What to produce: Using the material below, work out how many lines contain "Sonderstellung". Only the number is wanted.

== == ==

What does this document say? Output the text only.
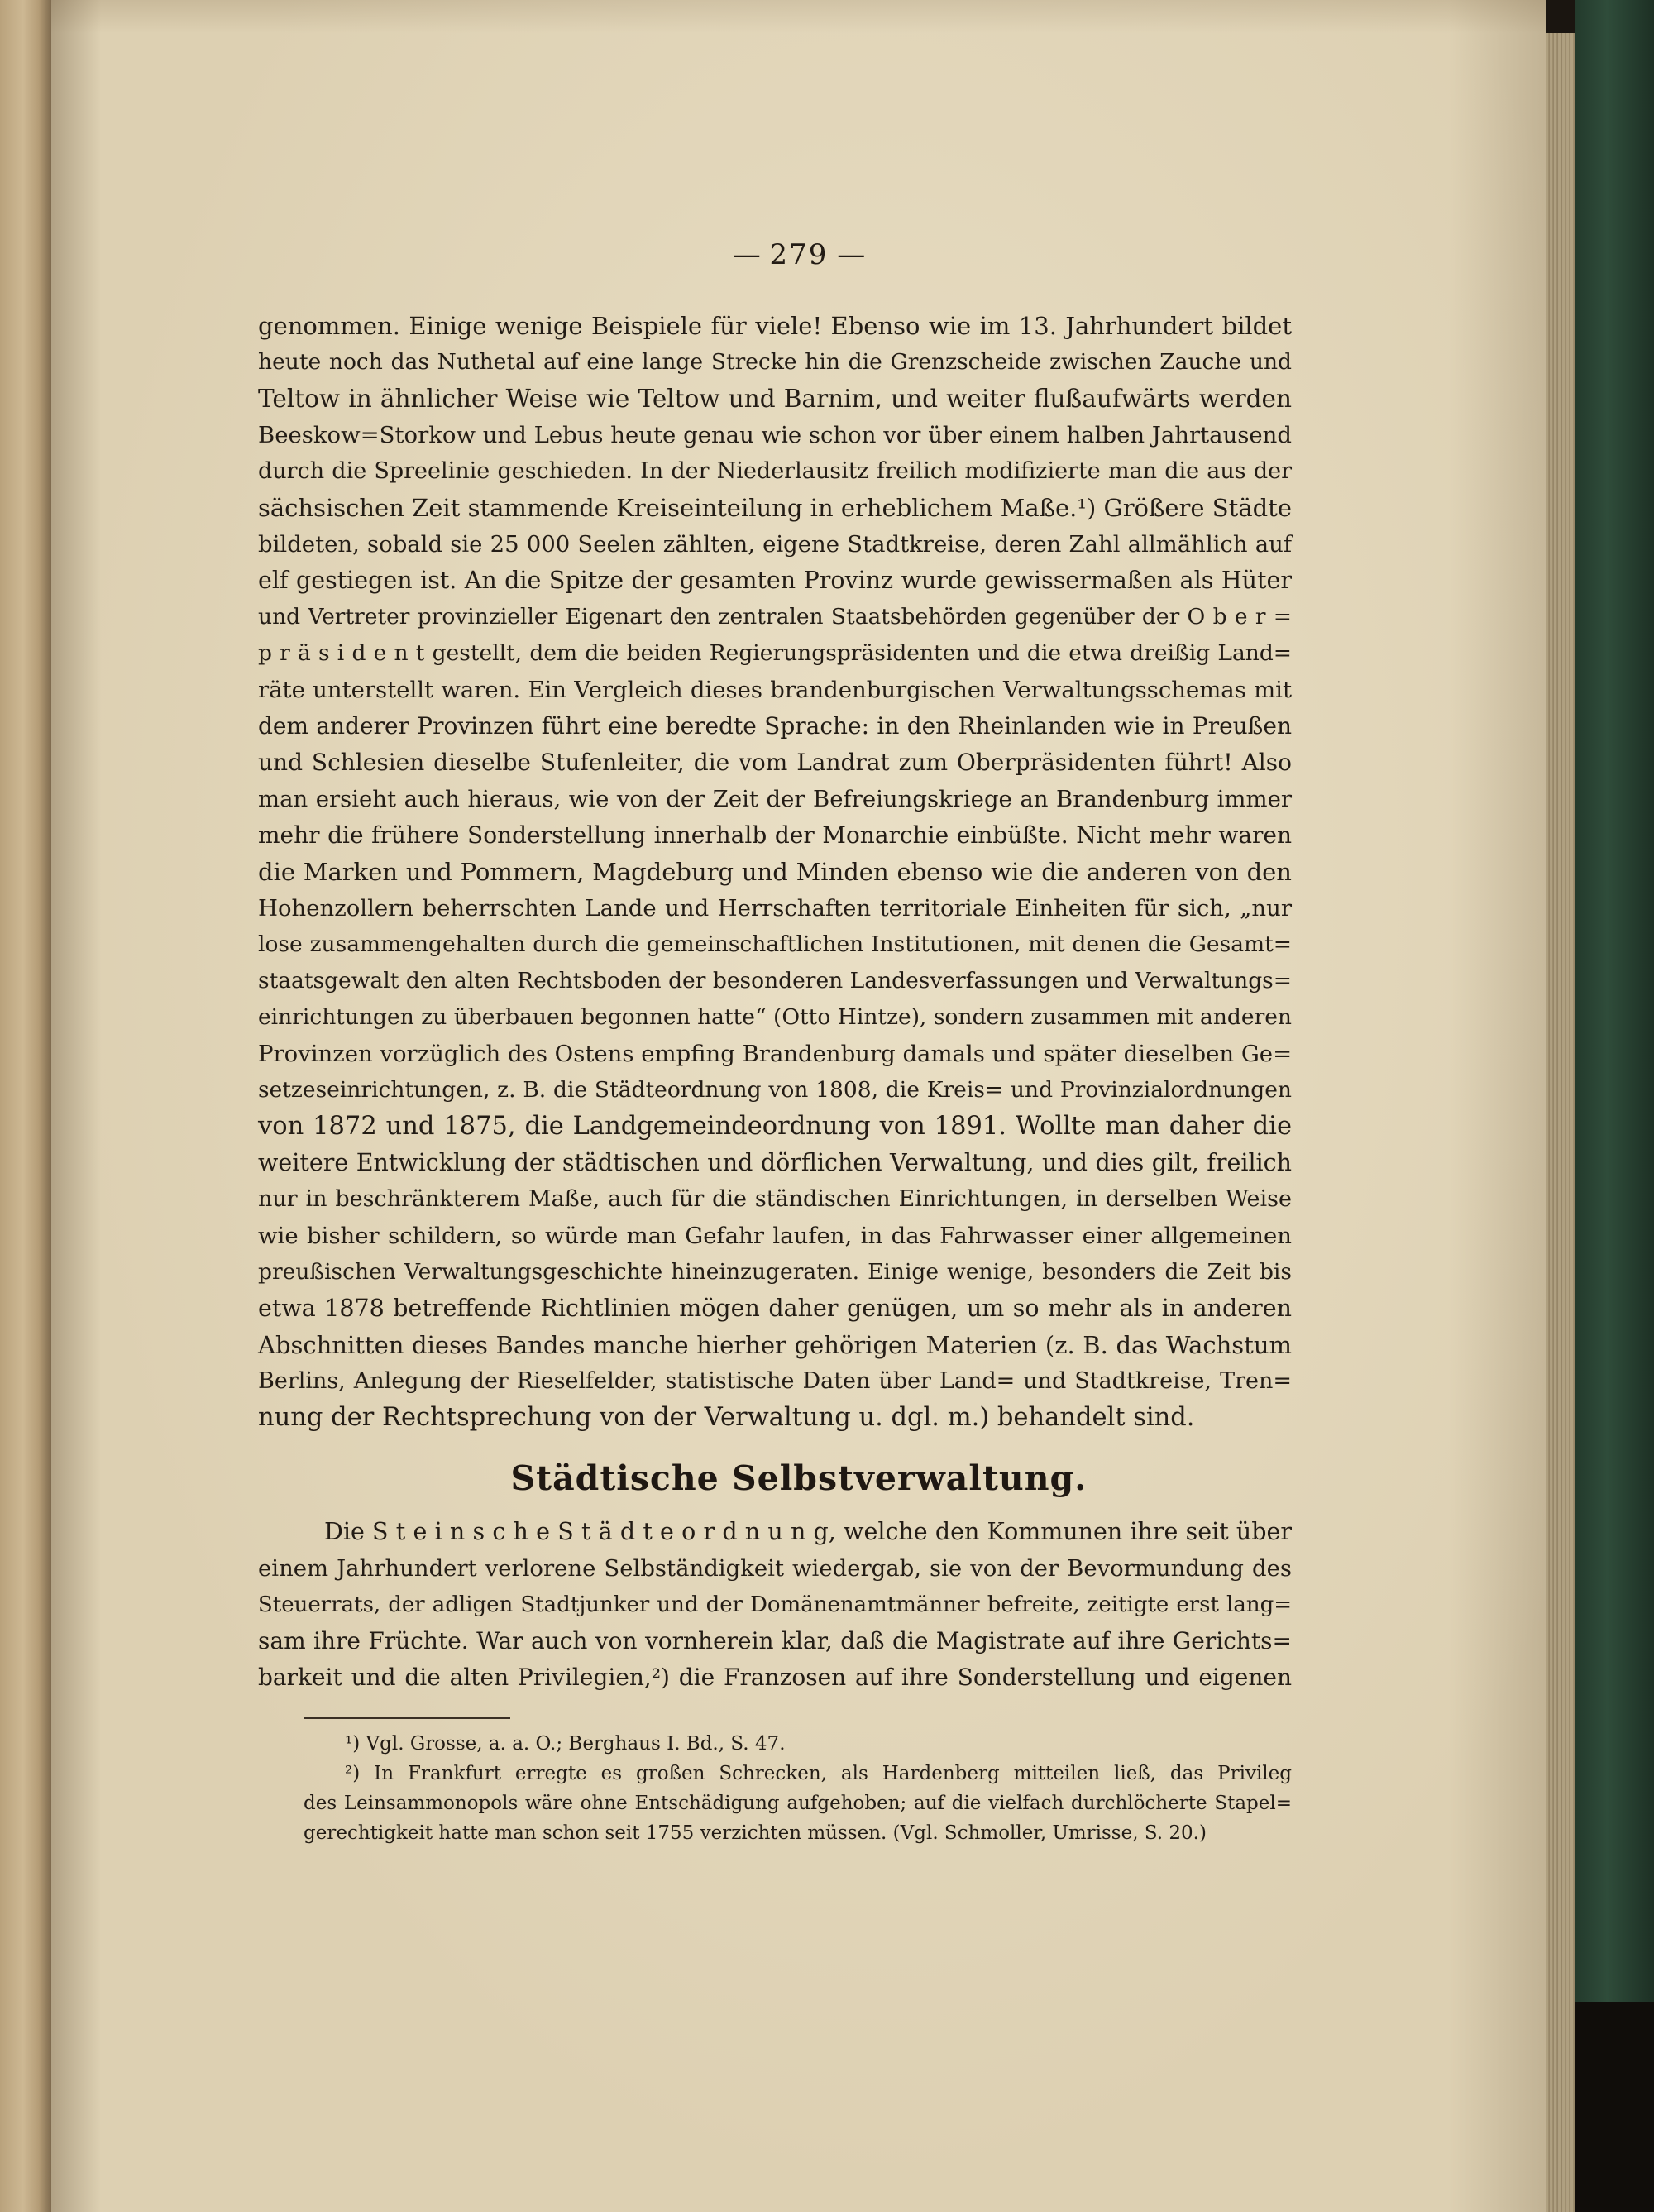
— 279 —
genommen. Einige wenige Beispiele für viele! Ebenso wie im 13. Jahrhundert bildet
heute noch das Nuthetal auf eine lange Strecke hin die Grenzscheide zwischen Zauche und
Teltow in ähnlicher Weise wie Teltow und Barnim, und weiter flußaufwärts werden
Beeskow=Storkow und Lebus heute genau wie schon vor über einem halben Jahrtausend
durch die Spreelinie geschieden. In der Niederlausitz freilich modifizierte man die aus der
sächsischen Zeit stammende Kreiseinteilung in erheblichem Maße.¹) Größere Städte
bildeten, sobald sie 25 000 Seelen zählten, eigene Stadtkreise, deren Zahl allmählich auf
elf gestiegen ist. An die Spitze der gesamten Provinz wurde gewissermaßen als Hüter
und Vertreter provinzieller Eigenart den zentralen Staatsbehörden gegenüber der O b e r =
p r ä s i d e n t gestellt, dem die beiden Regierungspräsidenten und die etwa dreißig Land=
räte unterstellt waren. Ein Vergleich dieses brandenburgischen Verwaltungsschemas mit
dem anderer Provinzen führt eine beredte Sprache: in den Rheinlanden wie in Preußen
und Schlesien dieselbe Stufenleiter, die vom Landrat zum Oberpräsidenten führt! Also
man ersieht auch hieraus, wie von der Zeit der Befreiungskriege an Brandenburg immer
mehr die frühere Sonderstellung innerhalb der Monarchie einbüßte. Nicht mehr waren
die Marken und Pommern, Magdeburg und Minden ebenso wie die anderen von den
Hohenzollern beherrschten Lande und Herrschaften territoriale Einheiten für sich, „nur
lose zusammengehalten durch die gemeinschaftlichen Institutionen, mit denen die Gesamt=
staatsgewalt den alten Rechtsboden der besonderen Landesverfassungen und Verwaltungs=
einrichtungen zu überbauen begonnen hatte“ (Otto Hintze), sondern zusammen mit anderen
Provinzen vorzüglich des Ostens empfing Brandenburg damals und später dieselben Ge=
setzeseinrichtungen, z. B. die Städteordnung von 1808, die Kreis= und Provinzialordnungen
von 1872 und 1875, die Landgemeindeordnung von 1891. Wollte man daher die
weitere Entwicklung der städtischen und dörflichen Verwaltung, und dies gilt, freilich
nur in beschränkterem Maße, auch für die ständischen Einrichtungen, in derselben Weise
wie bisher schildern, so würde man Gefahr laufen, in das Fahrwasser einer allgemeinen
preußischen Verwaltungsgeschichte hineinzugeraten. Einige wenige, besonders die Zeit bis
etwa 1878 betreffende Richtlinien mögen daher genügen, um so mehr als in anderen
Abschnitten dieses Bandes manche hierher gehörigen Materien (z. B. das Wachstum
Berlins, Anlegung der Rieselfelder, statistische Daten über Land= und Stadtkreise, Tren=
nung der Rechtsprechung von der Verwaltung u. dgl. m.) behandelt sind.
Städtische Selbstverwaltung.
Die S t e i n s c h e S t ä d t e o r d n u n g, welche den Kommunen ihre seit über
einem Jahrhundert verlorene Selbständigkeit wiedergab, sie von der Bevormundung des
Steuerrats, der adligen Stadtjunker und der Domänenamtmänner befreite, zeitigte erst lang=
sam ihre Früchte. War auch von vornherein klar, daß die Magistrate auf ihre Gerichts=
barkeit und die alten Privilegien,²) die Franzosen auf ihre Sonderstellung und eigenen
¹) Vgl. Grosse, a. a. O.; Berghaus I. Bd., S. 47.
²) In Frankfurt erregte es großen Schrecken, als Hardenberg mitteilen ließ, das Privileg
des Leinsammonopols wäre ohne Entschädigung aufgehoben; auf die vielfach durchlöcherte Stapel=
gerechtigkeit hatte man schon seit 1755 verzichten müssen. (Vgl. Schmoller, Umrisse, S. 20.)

== == ==

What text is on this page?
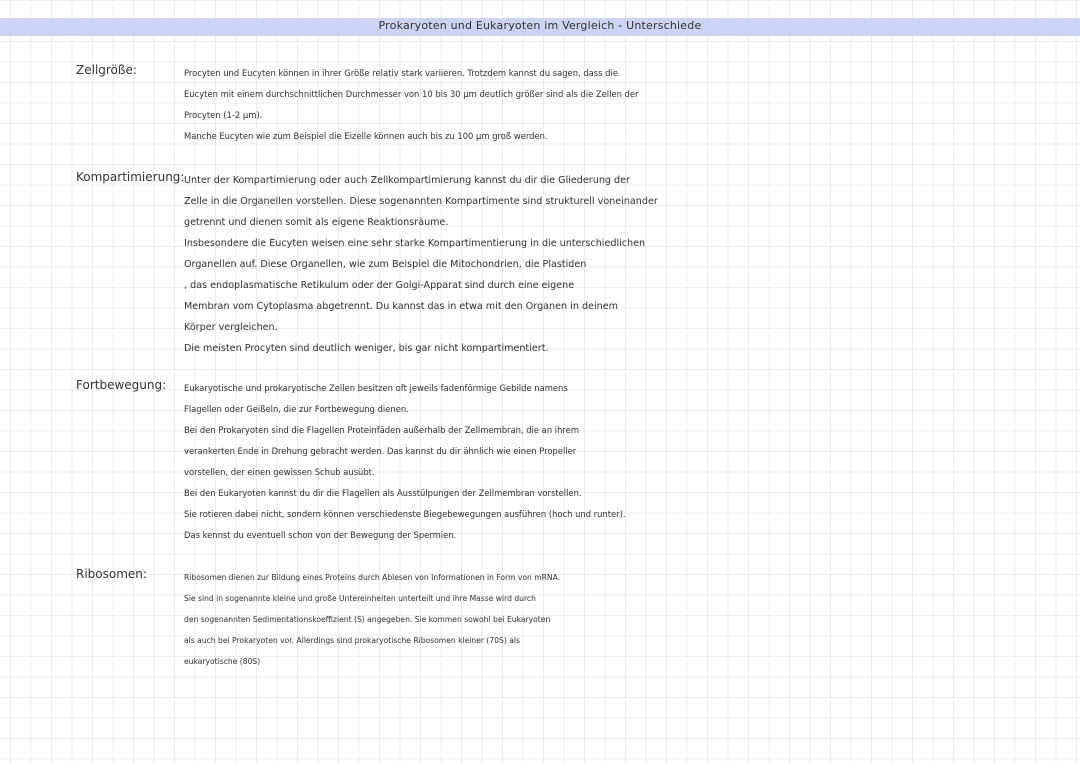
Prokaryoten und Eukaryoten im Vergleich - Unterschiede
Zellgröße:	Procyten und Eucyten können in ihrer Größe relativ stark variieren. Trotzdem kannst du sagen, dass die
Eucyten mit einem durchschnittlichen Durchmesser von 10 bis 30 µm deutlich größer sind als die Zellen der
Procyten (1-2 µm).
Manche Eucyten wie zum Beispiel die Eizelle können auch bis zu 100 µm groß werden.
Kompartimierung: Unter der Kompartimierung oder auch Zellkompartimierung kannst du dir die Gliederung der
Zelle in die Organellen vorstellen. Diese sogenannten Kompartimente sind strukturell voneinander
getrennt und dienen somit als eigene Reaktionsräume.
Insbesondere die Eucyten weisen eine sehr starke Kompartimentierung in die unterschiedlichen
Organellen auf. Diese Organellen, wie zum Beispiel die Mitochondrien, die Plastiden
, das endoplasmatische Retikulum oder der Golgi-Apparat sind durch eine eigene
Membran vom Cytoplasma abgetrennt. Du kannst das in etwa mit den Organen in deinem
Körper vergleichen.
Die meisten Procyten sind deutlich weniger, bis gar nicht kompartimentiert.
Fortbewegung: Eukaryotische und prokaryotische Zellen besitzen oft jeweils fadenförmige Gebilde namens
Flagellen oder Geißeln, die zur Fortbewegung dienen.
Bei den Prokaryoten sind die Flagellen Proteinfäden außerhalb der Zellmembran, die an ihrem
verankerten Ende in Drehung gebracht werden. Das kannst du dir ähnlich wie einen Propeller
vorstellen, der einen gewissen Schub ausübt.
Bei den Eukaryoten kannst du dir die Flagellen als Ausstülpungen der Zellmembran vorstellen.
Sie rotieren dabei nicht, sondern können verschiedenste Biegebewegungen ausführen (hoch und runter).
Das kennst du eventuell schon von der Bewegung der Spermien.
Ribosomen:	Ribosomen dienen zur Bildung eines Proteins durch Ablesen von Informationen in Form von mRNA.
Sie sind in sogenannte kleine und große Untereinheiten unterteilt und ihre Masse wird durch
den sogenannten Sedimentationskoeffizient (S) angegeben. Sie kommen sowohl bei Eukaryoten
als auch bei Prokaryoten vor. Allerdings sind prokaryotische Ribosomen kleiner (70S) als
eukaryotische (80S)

== == ==

Answer: 2